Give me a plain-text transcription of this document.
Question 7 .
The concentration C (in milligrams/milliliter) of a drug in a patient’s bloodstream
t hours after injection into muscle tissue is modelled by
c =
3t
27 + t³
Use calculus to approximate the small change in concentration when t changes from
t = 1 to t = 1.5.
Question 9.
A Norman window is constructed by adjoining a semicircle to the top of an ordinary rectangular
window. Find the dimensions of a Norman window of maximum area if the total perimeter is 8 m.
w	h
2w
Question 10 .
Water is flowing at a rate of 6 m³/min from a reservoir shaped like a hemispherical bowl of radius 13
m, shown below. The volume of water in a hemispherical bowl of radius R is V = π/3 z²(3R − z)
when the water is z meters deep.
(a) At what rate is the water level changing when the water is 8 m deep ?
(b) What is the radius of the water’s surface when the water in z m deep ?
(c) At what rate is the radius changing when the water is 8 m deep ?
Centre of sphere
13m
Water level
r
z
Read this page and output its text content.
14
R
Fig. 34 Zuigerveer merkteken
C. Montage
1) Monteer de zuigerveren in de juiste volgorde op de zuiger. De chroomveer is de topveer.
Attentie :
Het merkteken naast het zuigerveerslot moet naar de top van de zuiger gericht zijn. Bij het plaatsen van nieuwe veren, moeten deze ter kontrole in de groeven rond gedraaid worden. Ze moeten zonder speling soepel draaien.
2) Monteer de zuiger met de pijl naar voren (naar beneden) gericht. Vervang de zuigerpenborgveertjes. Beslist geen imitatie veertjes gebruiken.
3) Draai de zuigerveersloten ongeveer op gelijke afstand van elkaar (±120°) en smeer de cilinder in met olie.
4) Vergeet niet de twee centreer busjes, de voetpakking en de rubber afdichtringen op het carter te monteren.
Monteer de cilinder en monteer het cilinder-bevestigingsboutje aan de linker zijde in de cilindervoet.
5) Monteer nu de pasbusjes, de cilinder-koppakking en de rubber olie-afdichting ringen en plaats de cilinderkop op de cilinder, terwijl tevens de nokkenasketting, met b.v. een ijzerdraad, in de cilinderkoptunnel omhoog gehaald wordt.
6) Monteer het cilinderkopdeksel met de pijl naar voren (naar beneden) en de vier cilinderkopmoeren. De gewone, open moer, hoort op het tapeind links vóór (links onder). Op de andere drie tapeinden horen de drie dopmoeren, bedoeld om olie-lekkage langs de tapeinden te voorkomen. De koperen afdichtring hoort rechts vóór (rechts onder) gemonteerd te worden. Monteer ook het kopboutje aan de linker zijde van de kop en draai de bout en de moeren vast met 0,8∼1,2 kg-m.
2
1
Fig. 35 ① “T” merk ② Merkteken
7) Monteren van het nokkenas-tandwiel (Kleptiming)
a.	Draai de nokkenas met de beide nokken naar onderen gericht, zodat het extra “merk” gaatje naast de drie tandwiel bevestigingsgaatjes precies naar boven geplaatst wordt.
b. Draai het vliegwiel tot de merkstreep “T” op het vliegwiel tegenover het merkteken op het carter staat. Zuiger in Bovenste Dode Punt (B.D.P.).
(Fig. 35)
::::::::
WHAT TO WORK ON: Give the records above again, word for word.

FINISHED ANSWER:
Give me a plain-text transcription of this document.
Question 7 .
The concentration C (in milligrams/milliliter) of a drug in a patient’s bloodstream
t hours after injection into muscle tissue is modelled by
c =
3t
27 + t³
Use calculus to approximate the small change in concentration when t changes from
t = 1 to t = 1.5.
Question 9.
A Norman window is constructed by adjoining a semicircle to the top of an ordinary rectangular
window. Find the dimensions of a Norman window of maximum area if the total perimeter is 8 m.
w	h
2w
Question 10 .
Water is flowing at a rate of 6 m³/min from a reservoir shaped like a hemispherical bowl of radius 13
m, shown below. The volume of water in a hemispherical bowl of radius R is V = π/3 z²(3R − z)
when the water is z meters deep.
(a) At what rate is the water level changing when the water is 8 m deep ?
(b) What is the radius of the water’s surface when the water in z m deep ?
(c) At what rate is the radius changing when the water is 8 m deep ?
Centre of sphere
13m
Water level
r
z
Read this page and output its text content.
14
R
Fig. 34 Zuigerveer merkteken
C. Montage
1) Monteer de zuigerveren in de juiste volgorde op de zuiger. De chroomveer is de topveer.
Attentie :
Het merkteken naast het zuigerveerslot moet naar de top van de zuiger gericht zijn. Bij het plaatsen van nieuwe veren, moeten deze ter kontrole in de groeven rond gedraaid worden. Ze moeten zonder speling soepel draaien.
2) Monteer de zuiger met de pijl naar voren (naar beneden) gericht. Vervang de zuigerpenborgveertjes. Beslist geen imitatie veertjes gebruiken.
3) Draai de zuigerveersloten ongeveer op gelijke afstand van elkaar (±120°) en smeer de cilinder in met olie.
4) Vergeet niet de twee centreer busjes, de voetpakking en de rubber afdichtringen op het carter te monteren.
Monteer de cilinder en monteer het cilinder-bevestigingsboutje aan de linker zijde in de cilindervoet.
5) Monteer nu de pasbusjes, de cilinder-koppakking en de rubber olie-afdichting ringen en plaats de cilinderkop op de cilinder, terwijl tevens de nokkenasketting, met b.v. een ijzerdraad, in de cilinderkoptunnel omhoog gehaald wordt.
6) Monteer het cilinderkopdeksel met de pijl naar voren (naar beneden) en de vier cilinderkopmoeren. De gewone, open moer, hoort op het tapeind links vóór (links onder). Op de andere drie tapeinden horen de drie dopmoeren, bedoeld om olie-lekkage langs de tapeinden te voorkomen. De koperen afdichtring hoort rechts vóór (rechts onder) gemonteerd te worden. Monteer ook het kopboutje aan de linker zijde van de kop en draai de bout en de moeren vast met 0,8∼1,2 kg-m.
2
1
Fig. 35 ① “T” merk ② Merkteken
7) Monteren van het nokkenas-tandwiel (Kleptiming)
a.	Draai de nokkenas met de beide nokken naar onderen gericht, zodat het extra “merk” gaatje naast de drie tandwiel bevestigingsgaatjes precies naar boven geplaatst wordt.
b. Draai het vliegwiel tot de merkstreep “T” op het vliegwiel tegenover het merkteken op het carter staat. Zuiger in Bovenste Dode Punt (B.D.P.).
(Fig. 35)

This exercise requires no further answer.